Records contained in a dataset:
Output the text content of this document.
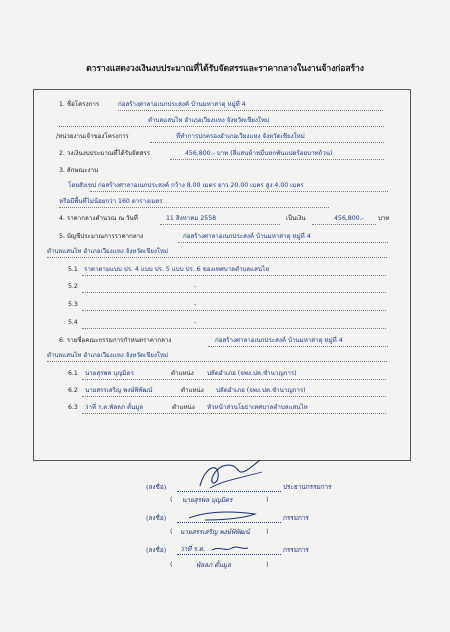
ตารางแสดงวงเงินงบประมาณที่ได้รับจัดสรรและราคากลางในงานจ้างก่อสร้าง
1. ชื่อโครงการ	ก่อสร้างศาลาอเนกประสงค์ บ้านมหาสาตุ หมู่ที่ 4
ตำบลแสนไห อำเภอเวียงแหง จังหวัดเชียงใหม่
/หน่วยงานเจ้าของโครงการ	ที่ทำการปกครองอำเภอเวียงแหง จังหวัดเชียงใหม่
2. วงเงินงบประมาณที่ได้รับจัดสรร	456,800.- บาท (สี่แสนห้าหมื่นหกพันแปดร้อยบาทถ้วน)
3. ลักษณะงาน
โดยสังเขป ก่อสร้างศาลาอเนกประสงค์ กว้าง 8.00 เมตร ยาว 20.00 เมตร สูง 4.00 เมตร
หรือมีพื้นที่ไม่น้อยกว่า 160 ตารางเมตร
4. ราคากลางคำนวณ ณ วันที่	11 สิงหาคม 2558	เป็นเงิน	456,800.- บาท
5. บัญชีประมาณการราคากลาง	ก่อสร้างศาลาอเนกประสงค์ บ้านมหาสาตุ หมู่ที่ 4
ตำบลแสนไห อำเภอเวียงแหง จังหวัดเชียงใหม่
5.1 ราคาตามแบบ ปร. 4 แบบ ปร. 5 แบบ ปร. 6 ของเทศบาลตำบลแสนไห
5.2	-
5.3	-
5.4	-
6. รายชื่อคณะกรรมการกำหนดราคากลาง	ก่อสร้างศาลาอเนกประสงค์ บ้านมหาสาตุ หมู่ที่ 4
ตำบลแสนไห อำเภอเวียงแหง จังหวัดเชียงใหม่
6.1 นายสุรพล บุญมิตร	ตำแหน่ง ปลัดอำเภอ (จพง.ปค.ชำนาญการ)
6.2 นายสรรเสริญ พงษ์พิพัฒน์	ตำแหน่ง ปลัดอำเภอ (จพง.ปค.ชำนาญการ)
6.3 ว่าที่ ร.ต.พัลลภ ตั้นมูล	ตำแหน่ง หัวหน้าส่วนโยธาเทศบาลตำบลแสนไห
(ลงชื่อ)	ประธานกรรมการ
( นายสุรพล บุญมิตร	)
(ลงชื่อ)	กรรมการ
( นายสรรเสริญ พงษ์พิพัฒน์	)
(ลงชื่อ) ว่าที่ ร.ต.	กรรมการ
(	พัลลภ ตั้นมูล	)
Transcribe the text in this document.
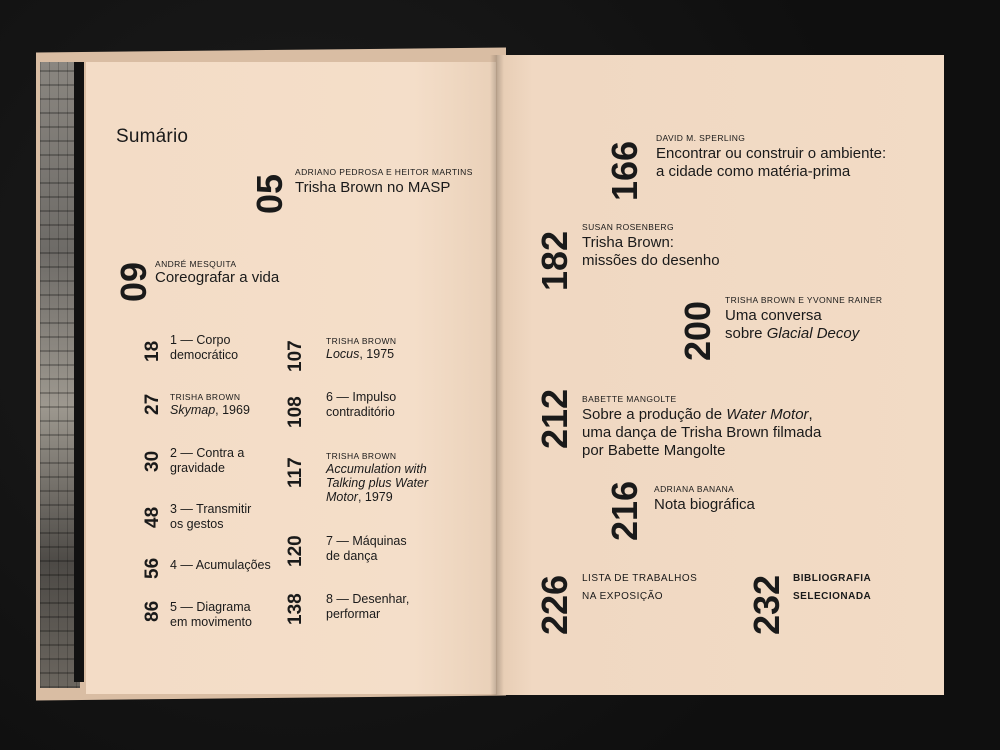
Sumário
05
ADRIANO PEDROSA E HEITOR MARTINS
Trisha Brown no MASP
09 ANDRÉ MESQUITA
Coreografar a vida
18
1 — Corpo
democrático
27 TRISHA BROWN
Skymap, 1969
30 2 — Contra a
gravidade
48 3 — Transmitir
os gestos
56 4 — Acumulações
86 5 — Diagrama
em movimento
107 TRISHA BROWN
Locus, 1975
108 6 — Impulso
contraditório
117
TRISHA BROWN
Accumulation with
Talking plus Water
Motor, 1979
120 7 — Máquinas
de dança
138 8 — Desenhar,
performar
166
DAVID M. SPERLING
Encontrar ou construir o ambiente:
a cidade como matéria-prima
182
SUSAN ROSENBERG
Trisha Brown:
missões do desenho
200
TRISHA BROWN E YVONNE RAINER
Uma conversa
sobre Glacial Decoy
212 BABETTE MANGOLTE
Sobre a produção de Water Motor,
uma dança de Trisha Brown filmada
por Babette Mangolte
216 ADRIANA BANANA
Nota biográfica
226 LISTA DE TRABALHOS
NA EXPOSIÇÃO 232 BIBLIOGRAFIA
SELECIONADA
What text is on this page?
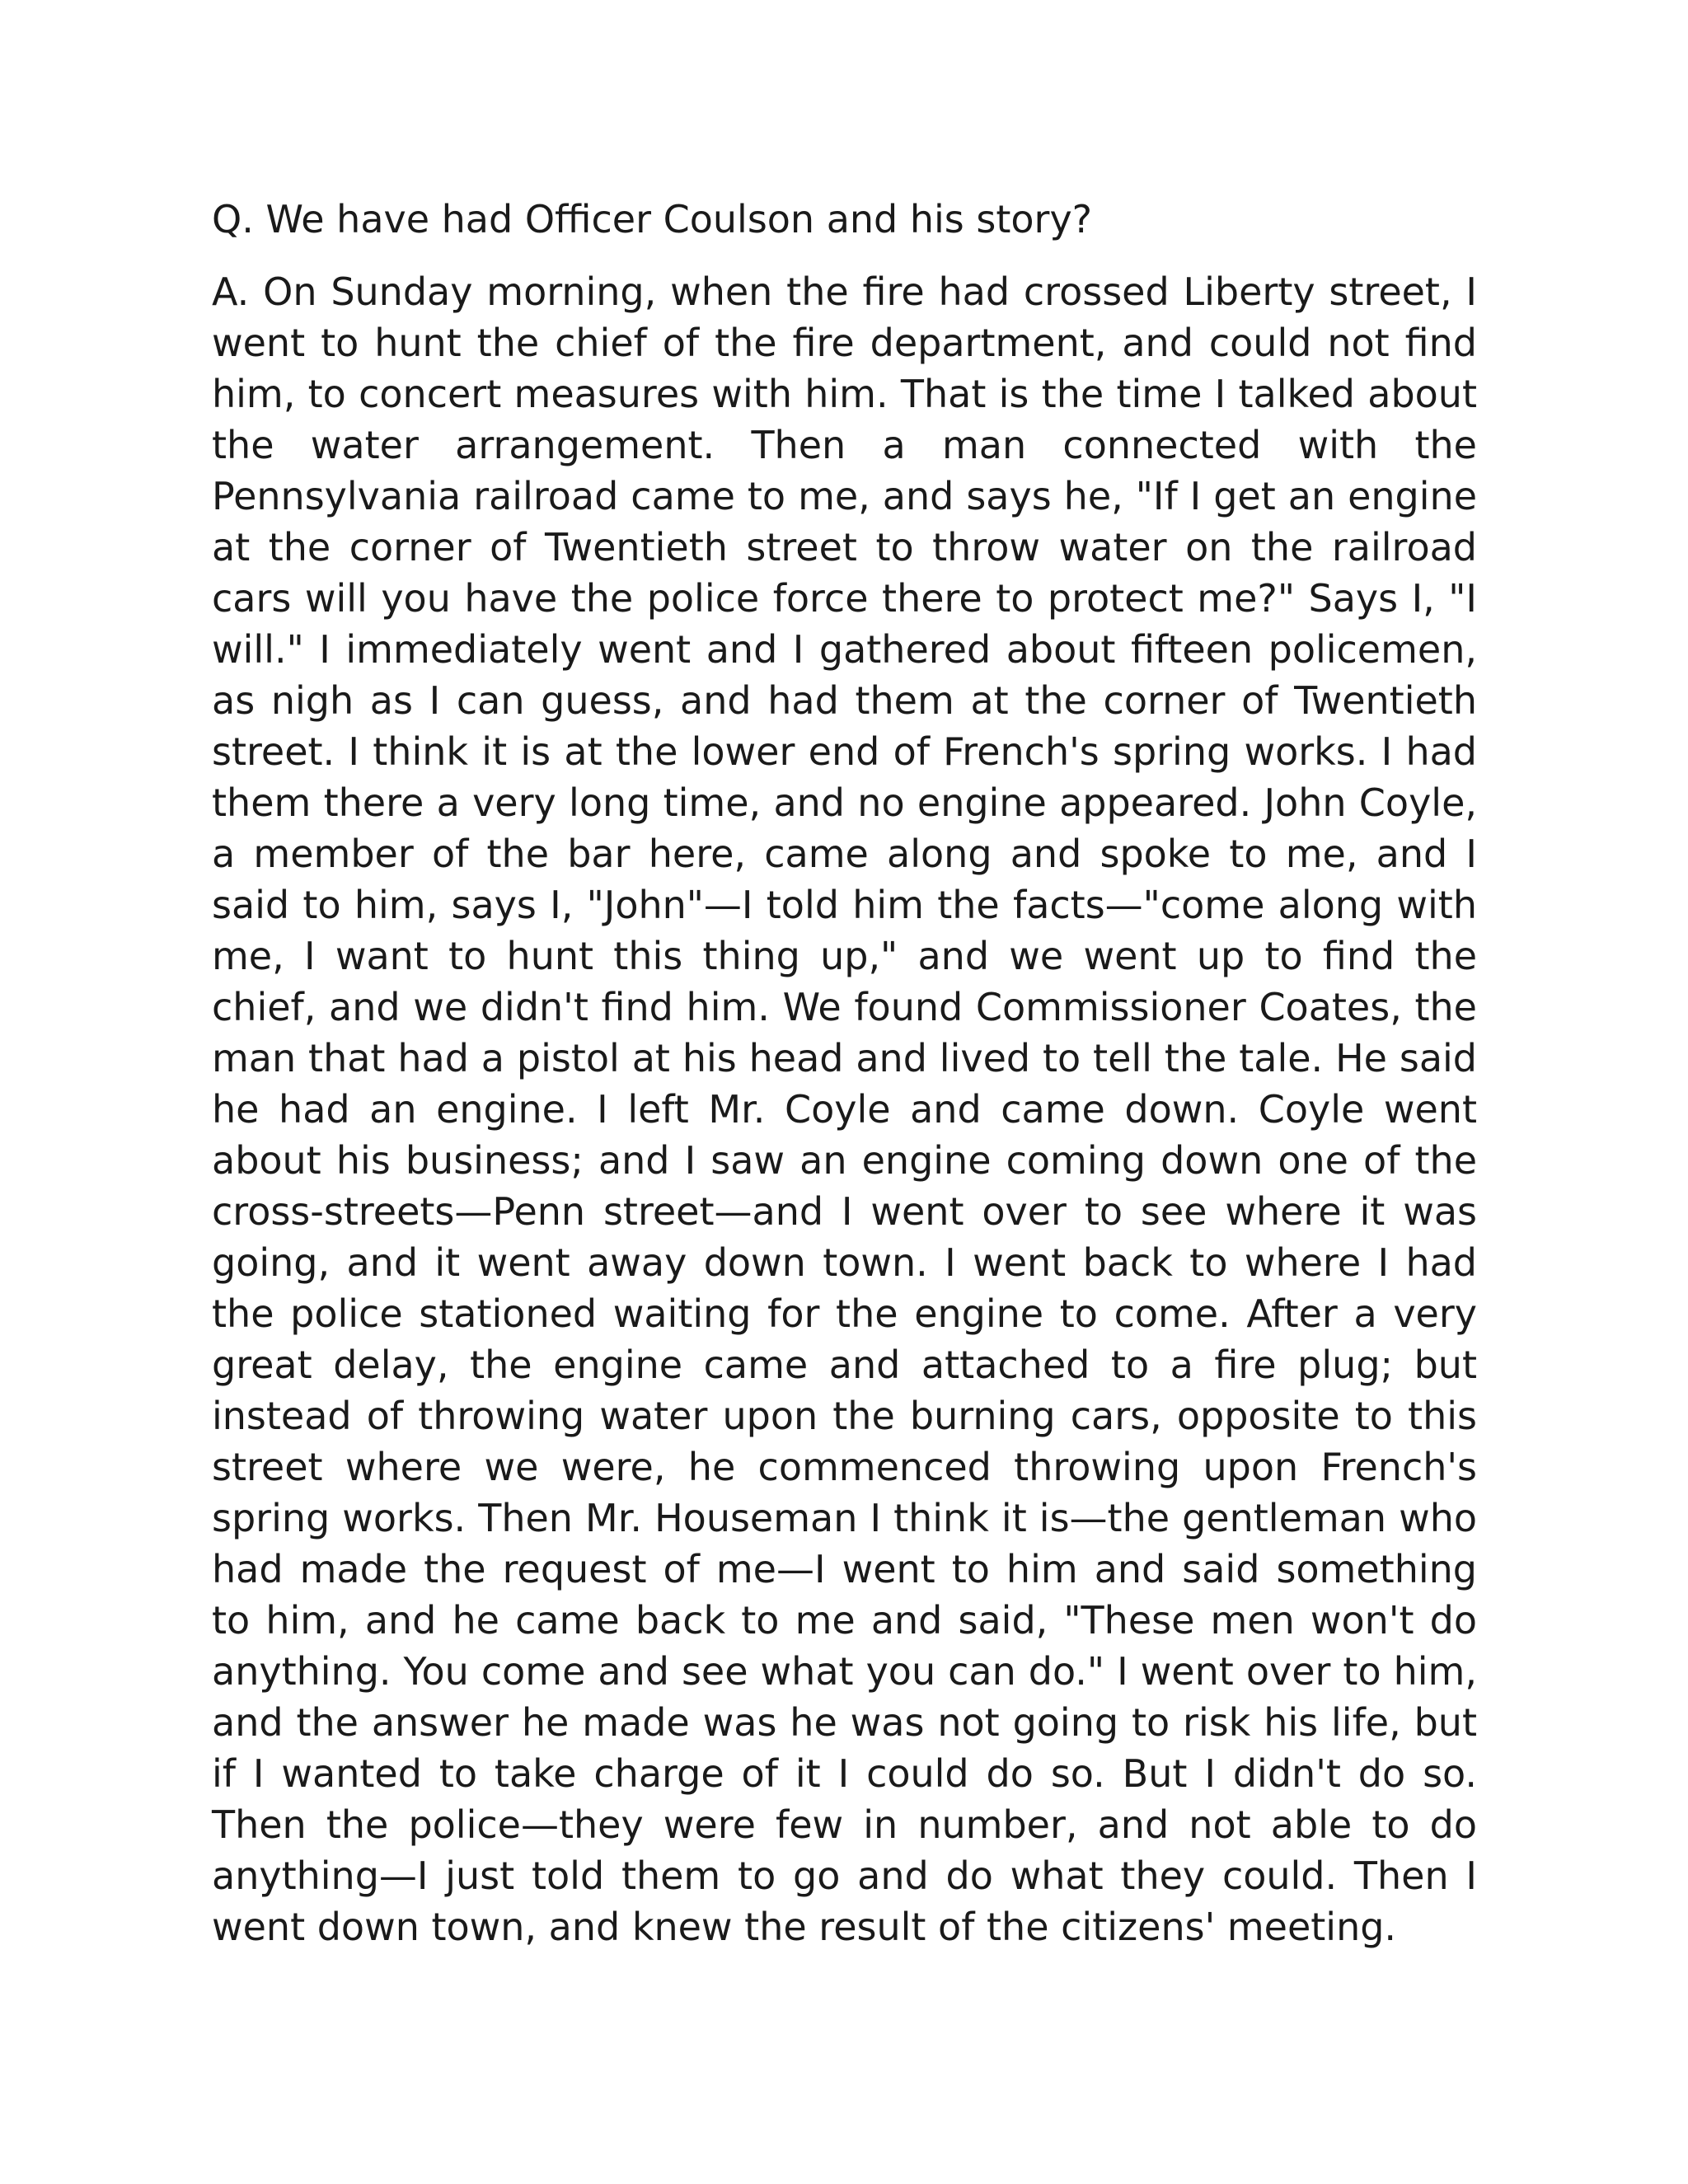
Q. We have had Officer Coulson and his story?

A. On Sunday morning, when the fire had crossed Liberty street, I went to hunt the chief of the fire department, and could not find him, to concert measures with him. That is the time I talked about the water arrangement. Then a man connected with the Pennsylvania railroad came to me, and says he, "If I get an engine at the corner of Twentieth street to throw water on the railroad cars will you have the police force there to protect me?" Says I, "I will." I immediately went and I gathered about fifteen policemen, as nigh as I can guess, and had them at the corner of Twentieth street. I think it is at the lower end of French's spring works. I had them there a very long time, and no engine appeared. John Coyle, a member of the bar here, came along and spoke to me, and I said to him, says I, "John"—I told him the facts—"come along with me, I want to hunt this thing up," and we went up to find the chief, and we didn't find him. We found Commissioner Coates, the man that had a pistol at his head and lived to tell the tale. He said he had an engine. I left Mr. Coyle and came down. Coyle went about his business; and I saw an engine coming down one of the cross-streets—Penn street—and I went over to see where it was going, and it went away down town. I went back to where I had the police stationed waiting for the engine to come. After a very great delay, the engine came and attached to a fire plug; but instead of throwing water upon the burning cars, opposite to this street where we were, he commenced throwing upon French's spring works. Then Mr. Houseman I think it is—the gentleman who had made the request of me—I went to him and said something to him, and he came back to me and said, "These men won't do anything. You come and see what you can do." I went over to him, and the answer he made was he was not going to risk his life, but if I wanted to take charge of it I could do so. But I didn't do so. Then the police—they were few in number, and not able to do anything—I just told them to go and do what they could. Then I went down town, and knew the result of the citizens' meeting.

__AIM OF THE TASK__: Would you mind returning each entry above word for word, skipping the images?

__WRITTEN SOLUTION__:
Output the text content of this document.
ตารางแสดงวงเงินงบประมาณที่ได้รับจัดสรรและราคากลางในงานจ้างก่อสร้าง
1. ชื่อโครงการ	ก่อสร้างศาลาอเนกประสงค์ บ้านมหาสาตุ หมู่ที่ 4
ตำบลแสนไห อำเภอเวียงแหง จังหวัดเชียงใหม่
/หน่วยงานเจ้าของโครงการ	ที่ทำการปกครองอำเภอเวียงแหง จังหวัดเชียงใหม่
2. วงเงินงบประมาณที่ได้รับจัดสรร	456,800.- บาท (สี่แสนห้าหมื่นหกพันแปดร้อยบาทถ้วน)
3. ลักษณะงาน
โดยสังเขป ก่อสร้างศาลาอเนกประสงค์ กว้าง 8.00 เมตร ยาว 20.00 เมตร สูง 4.00 เมตร
หรือมีพื้นที่ไม่น้อยกว่า 160 ตารางเมตร
4. ราคากลางคำนวณ ณ วันที่	11 สิงหาคม 2558	เป็นเงิน	456,800.- บาท
5. บัญชีประมาณการราคากลาง	ก่อสร้างศาลาอเนกประสงค์ บ้านมหาสาตุ หมู่ที่ 4
ตำบลแสนไห อำเภอเวียงแหง จังหวัดเชียงใหม่
5.1 ราคาตามแบบ ปร. 4 แบบ ปร. 5 แบบ ปร. 6 ของเทศบาลตำบลแสนไห
5.2	-
5.3	-
5.4	-
6. รายชื่อคณะกรรมการกำหนดราคากลาง	ก่อสร้างศาลาอเนกประสงค์ บ้านมหาสาตุ หมู่ที่ 4
ตำบลแสนไห อำเภอเวียงแหง จังหวัดเชียงใหม่
6.1 นายสุรพล บุญมิตร	ตำแหน่ง ปลัดอำเภอ (จพง.ปค.ชำนาญการ)
6.2 นายสรรเสริญ พงษ์พิพัฒน์	ตำแหน่ง ปลัดอำเภอ (จพง.ปค.ชำนาญการ)
6.3 ว่าที่ ร.ต.พัลลภ ตั้นมูล	ตำแหน่ง หัวหน้าส่วนโยธาเทศบาลตำบลแสนไห
(ลงชื่อ)	ประธานกรรมการ
( นายสุรพล บุญมิตร	)
(ลงชื่อ)	กรรมการ
( นายสรรเสริญ พงษ์พิพัฒน์	)
(ลงชื่อ) ว่าที่ ร.ต.	กรรมการ
(	พัลลภ ตั้นมูล	)
Transcribe the text in this document.
Sumário
05
ADRIANO PEDROSA E HEITOR MARTINS
Trisha Brown no MASP
09 ANDRÉ MESQUITA
Coreografar a vida
18
1 — Corpo
democrático
27 TRISHA BROWN
Skymap, 1969
30 2 — Contra a
gravidade
48 3 — Transmitir
os gestos
56 4 — Acumulações
86 5 — Diagrama
em movimento
107 TRISHA BROWN
Locus, 1975
108 6 — Impulso
contraditório
117
TRISHA BROWN
Accumulation with
Talking plus Water
Motor, 1979
120 7 — Máquinas
de dança
138 8 — Desenhar,
performar
166
DAVID M. SPERLING
Encontrar ou construir o ambiente:
a cidade como matéria-prima
182
SUSAN ROSENBERG
Trisha Brown:
missões do desenho
200
TRISHA BROWN E YVONNE RAINER
Uma conversa
sobre Glacial Decoy
212 BABETTE MANGOLTE
Sobre a produção de Water Motor,
uma dança de Trisha Brown filmada
por Babette Mangolte
216 ADRIANA BANANA
Nota biográfica
226 LISTA DE TRABALHOS
NA EXPOSIÇÃO 232 BIBLIOGRAFIA
SELECIONADA
What text is on this page?
Q. We have had Officer Coulson and his story?

A. On Sunday morning, when the fire had crossed Liberty street, I went to hunt the chief of the fire department, and could not find him, to concert measures with him. That is the time I talked about the water arrangement. Then a man connected with the Pennsylvania railroad came to me, and says he, "If I get an engine at the corner of Twentieth street to throw water on the railroad cars will you have the police force there to protect me?" Says I, "I will." I immediately went and I gathered about fifteen policemen, as nigh as I can guess, and had them at the corner of Twentieth street. I think it is at the lower end of French's spring works. I had them there a very long time, and no engine appeared. John Coyle, a member of the bar here, came along and spoke to me, and I said to him, says I, "John"—I told him the facts—"come along with me, I want to hunt this thing up," and we went up to find the chief, and we didn't find him. We found Commissioner Coates, the man that had a pistol at his head and lived to tell the tale. He said he had an engine. I left Mr. Coyle and came down. Coyle went about his business; and I saw an engine coming down one of the cross-streets—Penn street—and I went over to see where it was going, and it went away down town. I went back to where I had the police stationed waiting for the engine to come. After a very great delay, the engine came and attached to a fire plug; but instead of throwing water upon the burning cars, opposite to this street where we were, he commenced throwing upon French's spring works. Then Mr. Houseman I think it is—the gentleman who had made the request of me—I went to him and said something to him, and he came back to me and said, "These men won't do anything. You come and see what you can do." I went over to him, and the answer he made was he was not going to risk his life, but if I wanted to take charge of it I could do so. But I didn't do so. Then the police—they were few in number, and not able to do anything—I just told them to go and do what they could. Then I went down town, and knew the result of the citizens' meeting.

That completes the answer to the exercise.